Look over the lines below. Report each one that includes the string "intro".

BEGIN Excerpted data

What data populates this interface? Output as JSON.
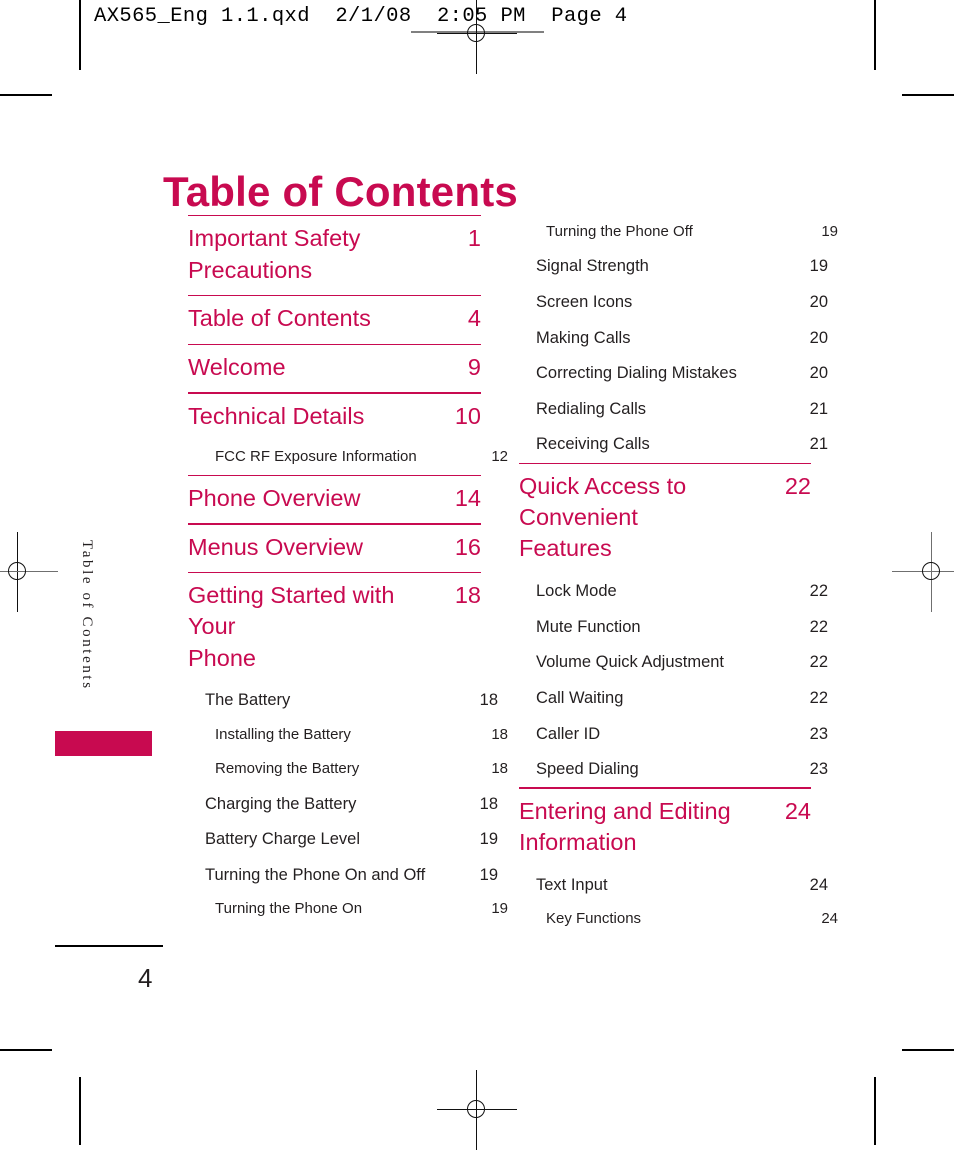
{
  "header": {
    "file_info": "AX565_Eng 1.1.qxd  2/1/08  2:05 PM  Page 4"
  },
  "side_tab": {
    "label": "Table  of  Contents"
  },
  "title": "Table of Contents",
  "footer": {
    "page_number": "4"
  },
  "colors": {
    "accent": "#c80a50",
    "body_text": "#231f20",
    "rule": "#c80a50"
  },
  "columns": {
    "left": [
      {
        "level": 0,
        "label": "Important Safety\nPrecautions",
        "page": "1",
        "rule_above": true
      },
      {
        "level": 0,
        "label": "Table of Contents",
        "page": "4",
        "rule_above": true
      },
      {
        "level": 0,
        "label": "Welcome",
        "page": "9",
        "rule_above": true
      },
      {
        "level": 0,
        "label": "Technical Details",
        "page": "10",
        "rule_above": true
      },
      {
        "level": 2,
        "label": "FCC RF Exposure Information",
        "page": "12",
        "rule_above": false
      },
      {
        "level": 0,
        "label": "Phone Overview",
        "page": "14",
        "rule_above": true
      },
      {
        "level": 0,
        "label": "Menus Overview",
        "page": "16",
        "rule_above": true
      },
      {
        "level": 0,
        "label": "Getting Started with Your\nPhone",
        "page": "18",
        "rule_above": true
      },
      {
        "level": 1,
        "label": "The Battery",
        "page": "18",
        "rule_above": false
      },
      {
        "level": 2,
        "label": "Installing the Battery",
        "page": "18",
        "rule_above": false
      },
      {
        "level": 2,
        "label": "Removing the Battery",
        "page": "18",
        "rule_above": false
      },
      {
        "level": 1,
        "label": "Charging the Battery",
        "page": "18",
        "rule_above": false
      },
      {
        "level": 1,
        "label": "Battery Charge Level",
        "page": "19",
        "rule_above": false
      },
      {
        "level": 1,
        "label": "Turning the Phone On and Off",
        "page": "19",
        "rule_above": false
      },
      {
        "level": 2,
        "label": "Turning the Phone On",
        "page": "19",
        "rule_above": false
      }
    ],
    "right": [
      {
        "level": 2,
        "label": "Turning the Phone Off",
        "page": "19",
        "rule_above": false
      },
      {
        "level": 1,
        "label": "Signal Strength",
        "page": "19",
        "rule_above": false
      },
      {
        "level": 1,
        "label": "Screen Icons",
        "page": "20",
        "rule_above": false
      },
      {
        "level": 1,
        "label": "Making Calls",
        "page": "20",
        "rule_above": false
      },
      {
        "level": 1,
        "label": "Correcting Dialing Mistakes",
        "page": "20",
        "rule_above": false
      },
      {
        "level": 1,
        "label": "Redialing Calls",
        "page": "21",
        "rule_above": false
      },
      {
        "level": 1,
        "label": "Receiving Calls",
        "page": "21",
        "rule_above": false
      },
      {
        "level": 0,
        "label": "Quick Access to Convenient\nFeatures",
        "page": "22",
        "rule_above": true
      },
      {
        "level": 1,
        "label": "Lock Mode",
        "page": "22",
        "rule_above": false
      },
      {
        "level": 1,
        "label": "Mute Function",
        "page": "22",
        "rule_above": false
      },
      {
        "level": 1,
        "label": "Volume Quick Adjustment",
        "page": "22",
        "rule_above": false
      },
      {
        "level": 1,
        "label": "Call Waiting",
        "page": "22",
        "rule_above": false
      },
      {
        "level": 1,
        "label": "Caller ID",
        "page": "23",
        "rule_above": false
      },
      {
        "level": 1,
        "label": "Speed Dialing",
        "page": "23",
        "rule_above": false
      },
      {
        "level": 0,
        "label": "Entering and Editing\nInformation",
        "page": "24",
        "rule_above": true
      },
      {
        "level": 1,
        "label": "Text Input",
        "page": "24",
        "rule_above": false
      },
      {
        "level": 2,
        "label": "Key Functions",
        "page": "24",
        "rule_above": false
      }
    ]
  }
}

END Excerpted data
BEGIN Excerpted data

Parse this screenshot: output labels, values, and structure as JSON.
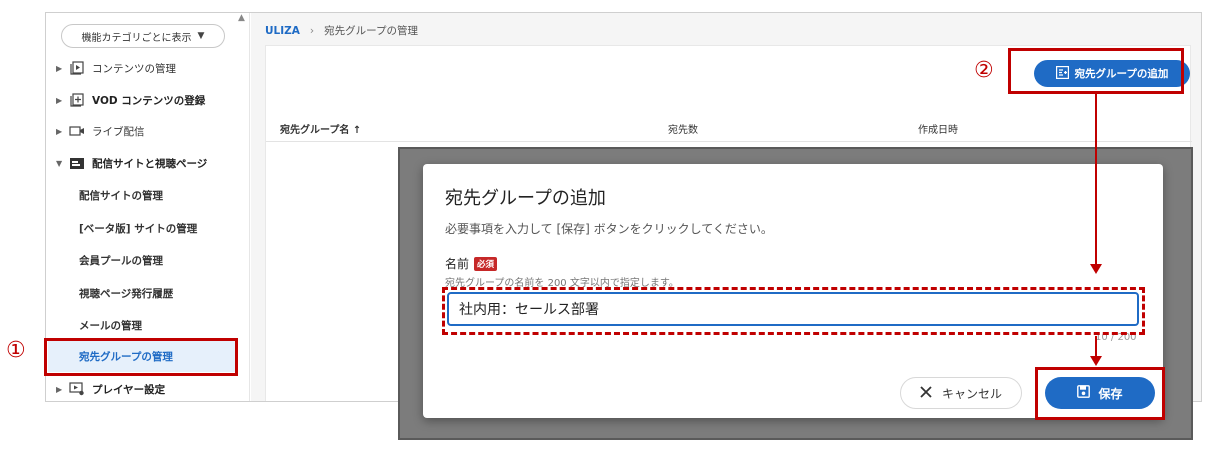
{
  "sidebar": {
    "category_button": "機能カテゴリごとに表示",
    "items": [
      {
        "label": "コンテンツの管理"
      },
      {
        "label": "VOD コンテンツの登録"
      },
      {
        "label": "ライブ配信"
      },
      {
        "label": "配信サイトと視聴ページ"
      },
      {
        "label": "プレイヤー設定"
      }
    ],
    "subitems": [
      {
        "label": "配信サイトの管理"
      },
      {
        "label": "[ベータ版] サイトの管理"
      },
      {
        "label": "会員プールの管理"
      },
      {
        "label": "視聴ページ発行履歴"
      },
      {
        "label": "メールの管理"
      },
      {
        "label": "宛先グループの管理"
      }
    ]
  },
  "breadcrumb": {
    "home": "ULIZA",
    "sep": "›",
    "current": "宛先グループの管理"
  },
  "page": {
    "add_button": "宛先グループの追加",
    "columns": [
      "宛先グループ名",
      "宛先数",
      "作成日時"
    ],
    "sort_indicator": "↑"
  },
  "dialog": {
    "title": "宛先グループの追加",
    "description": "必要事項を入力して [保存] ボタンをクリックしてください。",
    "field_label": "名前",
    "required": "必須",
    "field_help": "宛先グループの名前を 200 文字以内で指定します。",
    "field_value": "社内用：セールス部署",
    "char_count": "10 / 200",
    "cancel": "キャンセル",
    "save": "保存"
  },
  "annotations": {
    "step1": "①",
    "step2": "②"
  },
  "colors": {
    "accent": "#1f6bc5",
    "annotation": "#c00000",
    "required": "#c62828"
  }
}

END Excerpted data
BEGIN Excerpted data

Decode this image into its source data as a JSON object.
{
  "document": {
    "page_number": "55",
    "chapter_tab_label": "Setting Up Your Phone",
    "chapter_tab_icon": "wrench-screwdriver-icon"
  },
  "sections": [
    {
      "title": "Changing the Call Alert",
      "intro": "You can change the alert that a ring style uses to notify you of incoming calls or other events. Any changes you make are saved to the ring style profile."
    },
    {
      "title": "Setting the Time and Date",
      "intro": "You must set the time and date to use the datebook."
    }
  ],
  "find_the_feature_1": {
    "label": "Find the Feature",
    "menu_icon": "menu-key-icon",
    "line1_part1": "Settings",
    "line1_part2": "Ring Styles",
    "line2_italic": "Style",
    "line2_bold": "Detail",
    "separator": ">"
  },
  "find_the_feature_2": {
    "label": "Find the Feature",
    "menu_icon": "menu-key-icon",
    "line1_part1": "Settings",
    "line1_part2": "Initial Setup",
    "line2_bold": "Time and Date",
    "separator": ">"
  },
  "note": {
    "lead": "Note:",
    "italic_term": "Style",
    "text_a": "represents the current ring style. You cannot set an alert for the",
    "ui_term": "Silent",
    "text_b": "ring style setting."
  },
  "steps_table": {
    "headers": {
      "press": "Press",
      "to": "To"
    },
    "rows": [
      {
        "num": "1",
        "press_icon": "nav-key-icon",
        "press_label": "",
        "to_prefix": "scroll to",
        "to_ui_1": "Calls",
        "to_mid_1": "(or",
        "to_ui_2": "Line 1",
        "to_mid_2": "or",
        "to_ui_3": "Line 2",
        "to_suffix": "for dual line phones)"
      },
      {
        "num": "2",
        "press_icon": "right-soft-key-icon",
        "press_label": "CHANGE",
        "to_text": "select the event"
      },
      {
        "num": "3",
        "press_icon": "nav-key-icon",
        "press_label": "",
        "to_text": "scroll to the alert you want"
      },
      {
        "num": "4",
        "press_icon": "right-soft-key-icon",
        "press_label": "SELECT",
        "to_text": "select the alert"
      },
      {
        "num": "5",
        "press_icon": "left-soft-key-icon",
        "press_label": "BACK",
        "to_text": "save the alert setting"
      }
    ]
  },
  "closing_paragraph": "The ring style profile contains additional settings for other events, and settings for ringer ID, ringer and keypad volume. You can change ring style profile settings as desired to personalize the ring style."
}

END Excerpted data

§ Written reply:
      "intro": "You can change the alert that a ring style uses to notify you of incoming calls or other events. Any changes you make are saved to the ring style profile."
      "intro": "You must set the time and date to use the datebook."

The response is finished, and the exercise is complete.